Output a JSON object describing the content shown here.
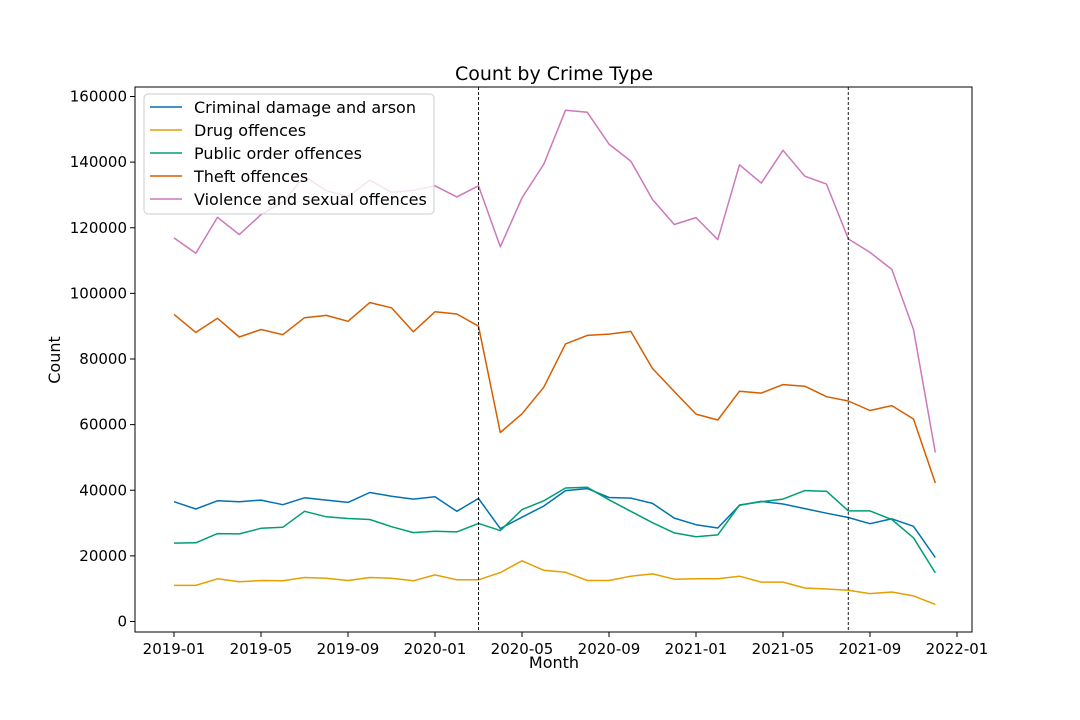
{
  "chart_data": {
    "type": "line",
    "title": "Count by Crime Type",
    "xlabel": "Month",
    "ylabel": "Count",
    "ylim": [
      0,
      160000
    ],
    "xlim": [
      "2018-12",
      "2022-01"
    ],
    "x_ticks": [
      "2019-01",
      "2019-05",
      "2019-09",
      "2020-01",
      "2020-05",
      "2020-09",
      "2021-01",
      "2021-05",
      "2021-09",
      "2022-01"
    ],
    "y_ticks": [
      0,
      20000,
      40000,
      60000,
      80000,
      100000,
      120000,
      140000,
      160000
    ],
    "y_tick_labels": [
      "0",
      "20000",
      "40000",
      "60000",
      "80000",
      "100000",
      "120000",
      "140000",
      "160000"
    ],
    "vlines": [
      "2020-03",
      "2021-08"
    ],
    "grid": false,
    "legend_position": "upper-left",
    "x": [
      "2019-01",
      "2019-02",
      "2019-03",
      "2019-04",
      "2019-05",
      "2019-06",
      "2019-07",
      "2019-08",
      "2019-09",
      "2019-10",
      "2019-11",
      "2019-12",
      "2020-01",
      "2020-02",
      "2020-03",
      "2020-04",
      "2020-05",
      "2020-06",
      "2020-07",
      "2020-08",
      "2020-09",
      "2020-10",
      "2020-11",
      "2020-12",
      "2021-01",
      "2021-02",
      "2021-03",
      "2021-04",
      "2021-05",
      "2021-06",
      "2021-07",
      "2021-08",
      "2021-09",
      "2021-10",
      "2021-11",
      "2021-12"
    ],
    "series": [
      {
        "name": "Criminal damage and arson",
        "color": "#0072b2",
        "values": [
          36500,
          34300,
          36800,
          36500,
          37000,
          35600,
          37700,
          37000,
          36300,
          39300,
          38200,
          37300,
          38000,
          33600,
          37500,
          28300,
          31800,
          35200,
          39900,
          40500,
          37800,
          37600,
          36000,
          31500,
          29500,
          28500,
          35400,
          36600,
          35800,
          34400,
          33000,
          31700,
          29800,
          31300,
          29000,
          19500
        ]
      },
      {
        "name": "Drug offences",
        "color": "#e69f00",
        "values": [
          11000,
          11000,
          13000,
          12100,
          12500,
          12400,
          13400,
          13200,
          12500,
          13400,
          13200,
          12400,
          14200,
          12700,
          12700,
          14900,
          18500,
          15600,
          15000,
          12500,
          12500,
          13800,
          14500,
          12900,
          13000,
          13000,
          13800,
          12000,
          12000,
          10200,
          9900,
          9500,
          8500,
          9000,
          7800,
          5200
        ]
      },
      {
        "name": "Public order offences",
        "color": "#009e73",
        "values": [
          23900,
          24000,
          26800,
          26700,
          28400,
          28700,
          33600,
          31900,
          31400,
          31100,
          28900,
          27100,
          27500,
          27300,
          29900,
          27700,
          34100,
          36800,
          40700,
          40900,
          37100,
          33600,
          30100,
          27000,
          25800,
          26400,
          35500,
          36500,
          37300,
          39900,
          39700,
          33700,
          33700,
          31100,
          25500,
          14800
        ]
      },
      {
        "name": "Theft offences",
        "color": "#d55e00",
        "values": [
          93600,
          88100,
          92400,
          86700,
          89000,
          87400,
          92600,
          93300,
          91500,
          97200,
          95600,
          88300,
          94400,
          93700,
          90000,
          57600,
          63300,
          71400,
          84600,
          87200,
          87600,
          88400,
          77100,
          70100,
          63200,
          61400,
          70200,
          69600,
          72200,
          71700,
          68500,
          67200,
          64300,
          65800,
          61700,
          42200
        ]
      },
      {
        "name": "Violence and sexual offences",
        "color": "#cc78bc",
        "values": [
          116900,
          112200,
          123200,
          117900,
          124000,
          127800,
          135700,
          131300,
          129500,
          134500,
          130800,
          131400,
          132800,
          129400,
          132800,
          114200,
          129100,
          139400,
          155800,
          155200,
          145500,
          140300,
          128600,
          121000,
          123100,
          116400,
          139200,
          133600,
          143600,
          135700,
          133300,
          116600,
          112500,
          107300,
          89000,
          51500
        ]
      }
    ]
  }
}
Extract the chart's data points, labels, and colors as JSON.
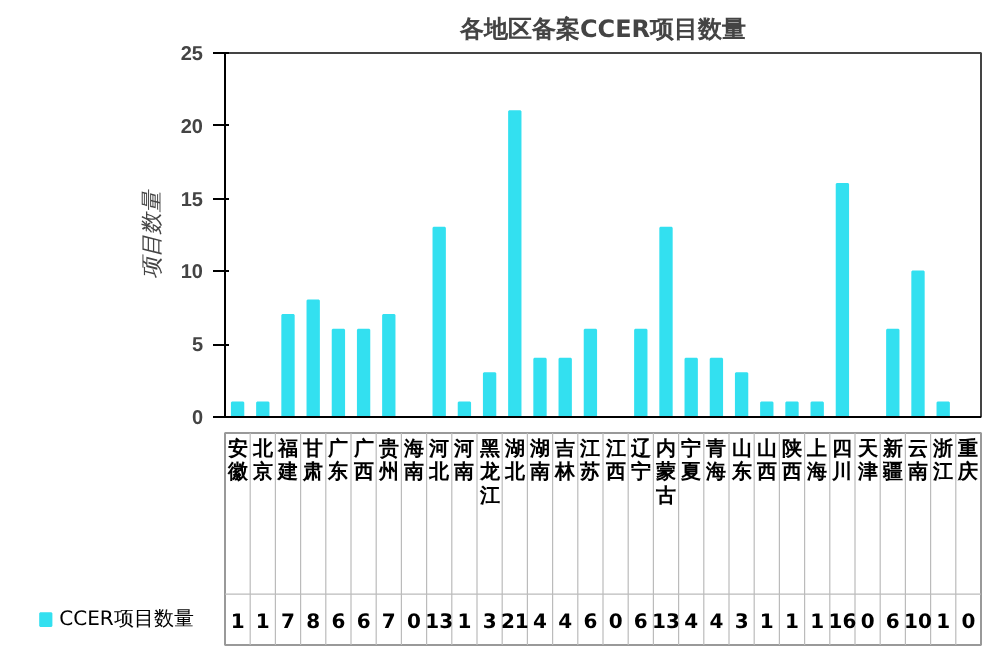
{
  "chart_data": {
    "type": "bar",
    "title": "各地区备案CCER项目数量",
    "ylabel": "项目数量",
    "categories": [
      "安徽",
      "北京",
      "福建",
      "甘肃",
      "广东",
      "广西",
      "贵州",
      "海南",
      "河北",
      "河南",
      "黑龙江",
      "湖北",
      "湖南",
      "吉林",
      "江苏",
      "江西",
      "辽宁",
      "内蒙古",
      "宁夏",
      "青海",
      "山东",
      "山西",
      "陕西",
      "上海",
      "四川",
      "天津",
      "新疆",
      "云南",
      "浙江",
      "重庆"
    ],
    "series": [
      {
        "name": "CCER项目数量",
        "color": "#33e0f0",
        "values": [
          1,
          1,
          7,
          8,
          6,
          6,
          7,
          0,
          13,
          1,
          3,
          21,
          4,
          4,
          6,
          0,
          6,
          13,
          4,
          4,
          3,
          1,
          1,
          1,
          16,
          0,
          6,
          10,
          1,
          0
        ]
      }
    ],
    "ylim": [
      0,
      25
    ],
    "yticks": [
      0,
      5,
      10,
      15,
      20,
      25
    ],
    "grid": false,
    "legend": "bottom",
    "data_labels": true
  }
}
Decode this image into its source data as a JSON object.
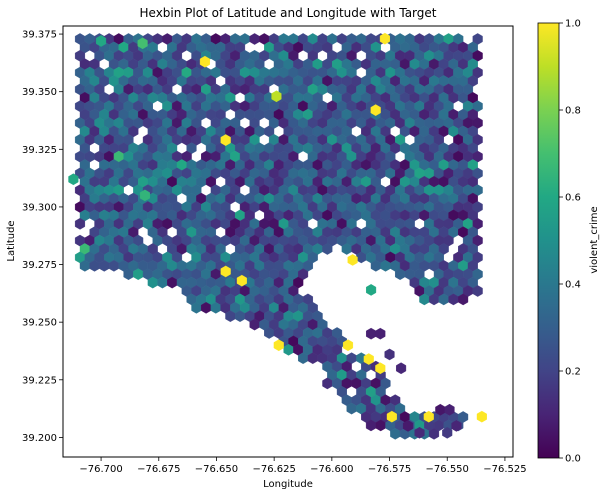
{
  "chart_data": {
    "type": "hexbin",
    "title": "Hexbin Plot of Latitude and Longitude with Target",
    "xlabel": "Longitude",
    "ylabel": "Latitude",
    "colorbar_label": "violent_crime",
    "colormap": "viridis",
    "color_range": [
      0.0,
      1.0
    ],
    "xlim": [
      -76.7165,
      -76.5215
    ],
    "ylim": [
      39.1915,
      39.3785
    ],
    "x_ticks": [
      -76.7,
      -76.675,
      -76.65,
      -76.625,
      -76.6,
      -76.575,
      -76.55,
      -76.525
    ],
    "x_tick_labels": [
      "−76.700",
      "−76.675",
      "−76.650",
      "−76.625",
      "−76.600",
      "−76.575",
      "−76.550",
      "−76.525"
    ],
    "y_ticks": [
      39.2,
      39.225,
      39.25,
      39.275,
      39.3,
      39.325,
      39.35,
      39.375
    ],
    "y_tick_labels": [
      "39.200",
      "39.225",
      "39.250",
      "39.275",
      "39.300",
      "39.325",
      "39.350",
      "39.375"
    ],
    "colorbar_ticks": [
      0.0,
      0.2,
      0.4,
      0.6,
      0.8,
      1.0
    ],
    "colorbar_tick_labels": [
      "0.0",
      "0.2",
      "0.4",
      "0.6",
      "0.8",
      "1.0"
    ],
    "grid": false,
    "gridsize": 50,
    "notable_cells": [
      {
        "x": -76.577,
        "y": 39.373,
        "value": 1.0
      },
      {
        "x": -76.655,
        "y": 39.363,
        "value": 1.0
      },
      {
        "x": -76.581,
        "y": 39.342,
        "value": 1.0
      },
      {
        "x": -76.646,
        "y": 39.329,
        "value": 1.0
      },
      {
        "x": -76.591,
        "y": 39.277,
        "value": 1.0
      },
      {
        "x": -76.646,
        "y": 39.272,
        "value": 1.0
      },
      {
        "x": -76.639,
        "y": 39.268,
        "value": 1.0
      },
      {
        "x": -76.623,
        "y": 39.24,
        "value": 1.0
      },
      {
        "x": -76.593,
        "y": 39.24,
        "value": 1.0
      },
      {
        "x": -76.584,
        "y": 39.234,
        "value": 1.0
      },
      {
        "x": -76.579,
        "y": 39.23,
        "value": 1.0
      },
      {
        "x": -76.574,
        "y": 39.209,
        "value": 1.0
      },
      {
        "x": -76.558,
        "y": 39.209,
        "value": 1.0
      },
      {
        "x": -76.535,
        "y": 39.209,
        "value": 1.0
      },
      {
        "x": -76.624,
        "y": 39.348,
        "value": 0.9
      },
      {
        "x": -76.7,
        "y": 39.372,
        "value": 0.6
      },
      {
        "x": -76.682,
        "y": 39.371,
        "value": 0.7
      },
      {
        "x": -76.712,
        "y": 39.312,
        "value": 0.6
      },
      {
        "x": -76.681,
        "y": 39.305,
        "value": 0.65
      },
      {
        "x": -76.583,
        "y": 39.264,
        "value": 0.6
      }
    ]
  }
}
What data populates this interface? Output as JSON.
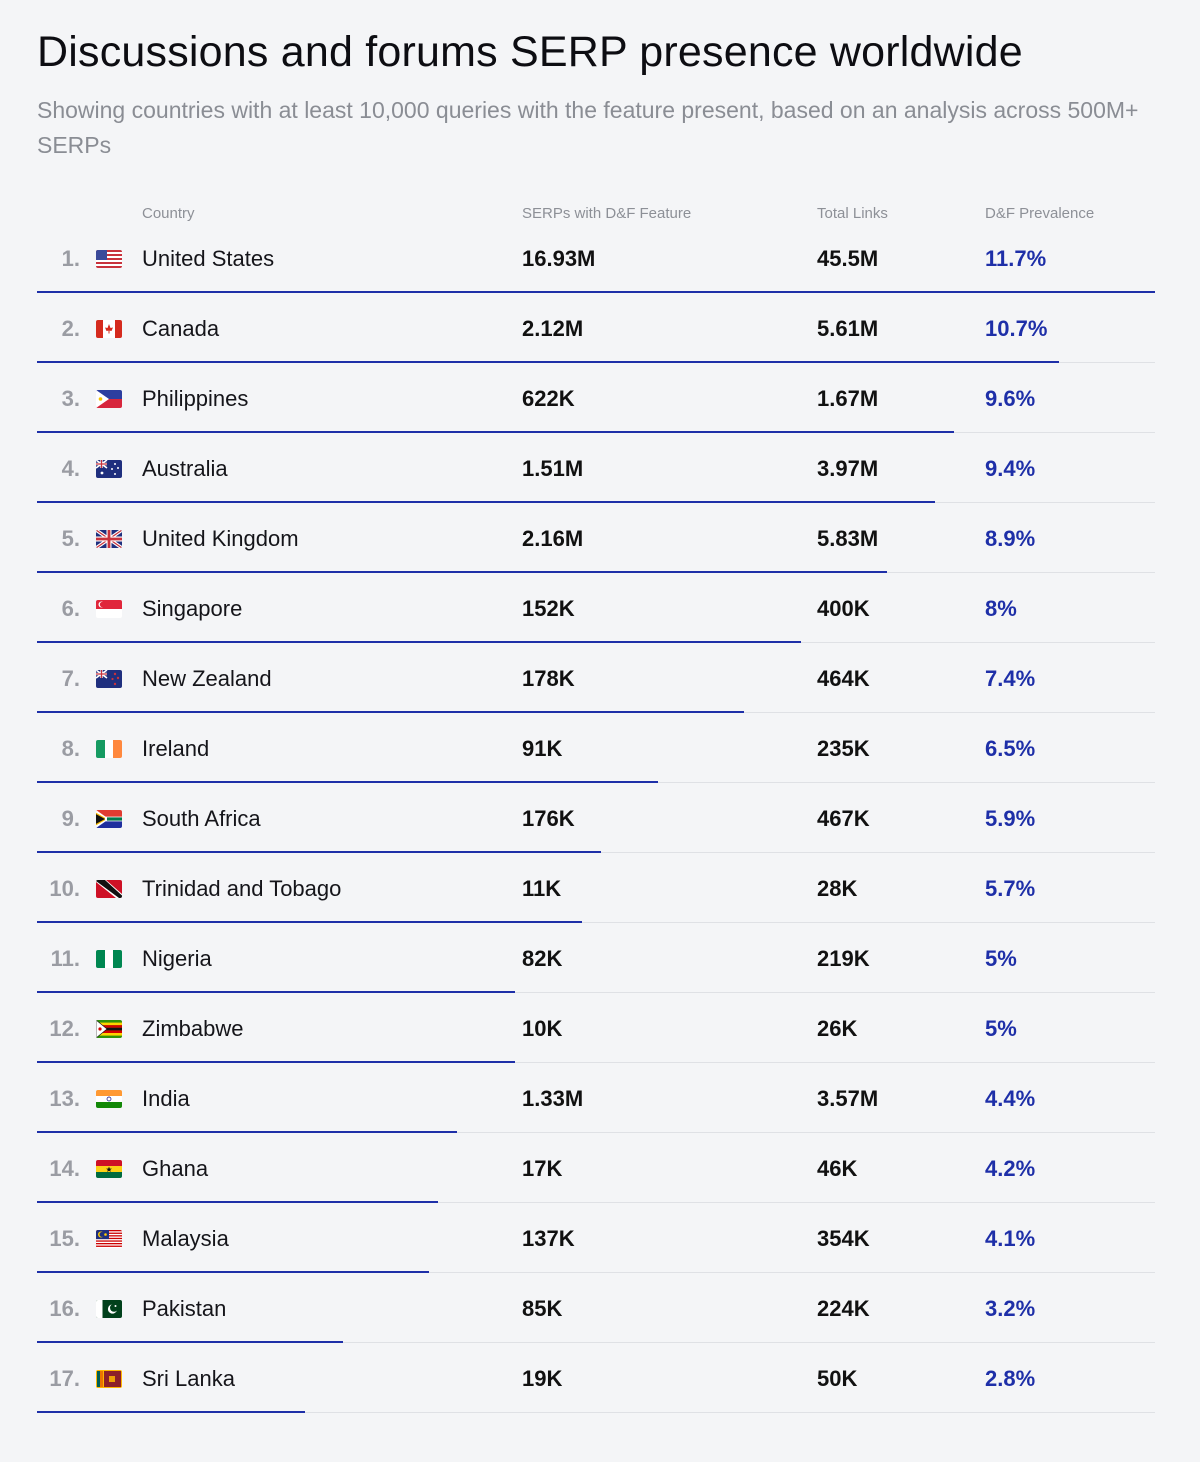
{
  "title": "Discussions and forums SERP presence worldwide",
  "subtitle": "Showing countries with at least 10,000 queries with the feature present, based on an analysis across 500M+ SERPs",
  "columns": {
    "country": "Country",
    "serps": "SERPs with D&F Feature",
    "links": "Total Links",
    "prevalence": "D&F Prevalence"
  },
  "colors": {
    "accent": "#1e2fa8",
    "rule": "#dfe1e5"
  },
  "chart_data": {
    "type": "table",
    "bar_max": 11.7,
    "rows": [
      {
        "rank": "1.",
        "country": "United States",
        "flag": "us-flag-icon",
        "serps": "16.93M",
        "links": "45.5M",
        "prevalence": "11.7%",
        "value": 11.7
      },
      {
        "rank": "2.",
        "country": "Canada",
        "flag": "ca-flag-icon",
        "serps": "2.12M",
        "links": "5.61M",
        "prevalence": "10.7%",
        "value": 10.7
      },
      {
        "rank": "3.",
        "country": "Philippines",
        "flag": "ph-flag-icon",
        "serps": "622K",
        "links": "1.67M",
        "prevalence": "9.6%",
        "value": 9.6
      },
      {
        "rank": "4.",
        "country": "Australia",
        "flag": "au-flag-icon",
        "serps": "1.51M",
        "links": "3.97M",
        "prevalence": "9.4%",
        "value": 9.4
      },
      {
        "rank": "5.",
        "country": "United Kingdom",
        "flag": "gb-flag-icon",
        "serps": "2.16M",
        "links": "5.83M",
        "prevalence": "8.9%",
        "value": 8.9
      },
      {
        "rank": "6.",
        "country": "Singapore",
        "flag": "sg-flag-icon",
        "serps": "152K",
        "links": "400K",
        "prevalence": "8%",
        "value": 8
      },
      {
        "rank": "7.",
        "country": "New Zealand",
        "flag": "nz-flag-icon",
        "serps": "178K",
        "links": "464K",
        "prevalence": "7.4%",
        "value": 7.4
      },
      {
        "rank": "8.",
        "country": "Ireland",
        "flag": "ie-flag-icon",
        "serps": "91K",
        "links": "235K",
        "prevalence": "6.5%",
        "value": 6.5
      },
      {
        "rank": "9.",
        "country": "South Africa",
        "flag": "za-flag-icon",
        "serps": "176K",
        "links": "467K",
        "prevalence": "5.9%",
        "value": 5.9
      },
      {
        "rank": "10.",
        "country": "Trinidad and Tobago",
        "flag": "tt-flag-icon",
        "serps": "11K",
        "links": "28K",
        "prevalence": "5.7%",
        "value": 5.7
      },
      {
        "rank": "11.",
        "country": "Nigeria",
        "flag": "ng-flag-icon",
        "serps": "82K",
        "links": "219K",
        "prevalence": "5%",
        "value": 5
      },
      {
        "rank": "12.",
        "country": "Zimbabwe",
        "flag": "zw-flag-icon",
        "serps": "10K",
        "links": "26K",
        "prevalence": "5%",
        "value": 5
      },
      {
        "rank": "13.",
        "country": "India",
        "flag": "in-flag-icon",
        "serps": "1.33M",
        "links": "3.57M",
        "prevalence": "4.4%",
        "value": 4.4
      },
      {
        "rank": "14.",
        "country": "Ghana",
        "flag": "gh-flag-icon",
        "serps": "17K",
        "links": "46K",
        "prevalence": "4.2%",
        "value": 4.2
      },
      {
        "rank": "15.",
        "country": "Malaysia",
        "flag": "my-flag-icon",
        "serps": "137K",
        "links": "354K",
        "prevalence": "4.1%",
        "value": 4.1
      },
      {
        "rank": "16.",
        "country": "Pakistan",
        "flag": "pk-flag-icon",
        "serps": "85K",
        "links": "224K",
        "prevalence": "3.2%",
        "value": 3.2
      },
      {
        "rank": "17.",
        "country": "Sri Lanka",
        "flag": "lk-flag-icon",
        "serps": "19K",
        "links": "50K",
        "prevalence": "2.8%",
        "value": 2.8
      }
    ]
  }
}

**Aim:**
Return all lines with the word "United" in them.

**Completed exercise:**
        "country": "United States",
        "country": "United Kingdom",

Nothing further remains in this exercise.